## OBJECTIVE
The answer should be a single number: how many lines of the entries below hold the word "Structural".

### DATA SHOWN

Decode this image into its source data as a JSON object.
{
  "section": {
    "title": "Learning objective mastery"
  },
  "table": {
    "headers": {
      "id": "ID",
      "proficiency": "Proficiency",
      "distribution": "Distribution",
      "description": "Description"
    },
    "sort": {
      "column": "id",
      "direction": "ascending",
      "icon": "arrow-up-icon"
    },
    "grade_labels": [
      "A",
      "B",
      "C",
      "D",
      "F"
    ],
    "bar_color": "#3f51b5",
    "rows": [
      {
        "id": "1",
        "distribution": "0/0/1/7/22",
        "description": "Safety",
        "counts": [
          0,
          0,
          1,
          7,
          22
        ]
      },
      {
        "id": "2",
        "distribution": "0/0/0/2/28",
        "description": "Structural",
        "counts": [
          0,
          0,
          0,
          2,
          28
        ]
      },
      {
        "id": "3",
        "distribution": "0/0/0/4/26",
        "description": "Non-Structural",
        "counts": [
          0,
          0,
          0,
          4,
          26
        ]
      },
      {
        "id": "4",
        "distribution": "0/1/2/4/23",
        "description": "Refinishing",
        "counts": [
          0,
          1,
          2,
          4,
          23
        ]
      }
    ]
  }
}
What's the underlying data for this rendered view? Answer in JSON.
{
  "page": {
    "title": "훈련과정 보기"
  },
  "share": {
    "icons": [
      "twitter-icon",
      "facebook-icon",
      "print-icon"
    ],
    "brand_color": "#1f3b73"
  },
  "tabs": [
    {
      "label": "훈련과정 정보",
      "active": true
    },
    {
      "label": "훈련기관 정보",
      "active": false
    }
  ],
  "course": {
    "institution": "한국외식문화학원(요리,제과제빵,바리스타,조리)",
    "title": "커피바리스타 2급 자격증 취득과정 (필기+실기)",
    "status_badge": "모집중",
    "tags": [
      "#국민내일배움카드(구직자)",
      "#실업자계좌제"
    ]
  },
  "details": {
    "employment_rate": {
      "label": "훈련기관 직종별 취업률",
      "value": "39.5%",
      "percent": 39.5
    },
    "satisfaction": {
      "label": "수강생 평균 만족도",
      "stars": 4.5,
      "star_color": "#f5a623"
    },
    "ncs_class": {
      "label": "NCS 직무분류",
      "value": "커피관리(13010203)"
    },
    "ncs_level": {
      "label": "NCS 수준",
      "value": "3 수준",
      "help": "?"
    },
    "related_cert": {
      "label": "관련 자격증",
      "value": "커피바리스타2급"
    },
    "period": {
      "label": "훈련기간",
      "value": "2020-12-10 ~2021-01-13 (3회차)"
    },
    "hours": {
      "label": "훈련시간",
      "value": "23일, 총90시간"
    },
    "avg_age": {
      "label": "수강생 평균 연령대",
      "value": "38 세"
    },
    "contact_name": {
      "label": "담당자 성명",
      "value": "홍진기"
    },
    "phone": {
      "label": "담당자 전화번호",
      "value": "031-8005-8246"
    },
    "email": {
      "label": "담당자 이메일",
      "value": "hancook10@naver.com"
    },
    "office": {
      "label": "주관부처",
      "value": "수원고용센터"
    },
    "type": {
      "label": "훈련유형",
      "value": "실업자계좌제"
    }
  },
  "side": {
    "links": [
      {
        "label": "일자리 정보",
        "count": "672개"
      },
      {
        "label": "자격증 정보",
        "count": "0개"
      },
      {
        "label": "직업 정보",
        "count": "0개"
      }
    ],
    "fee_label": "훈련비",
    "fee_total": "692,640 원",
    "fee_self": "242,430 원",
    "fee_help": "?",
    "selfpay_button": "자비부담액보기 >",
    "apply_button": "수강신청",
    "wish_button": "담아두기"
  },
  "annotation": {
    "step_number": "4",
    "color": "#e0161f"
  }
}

######

## SOLUTION FOR THIS EXERCISE
2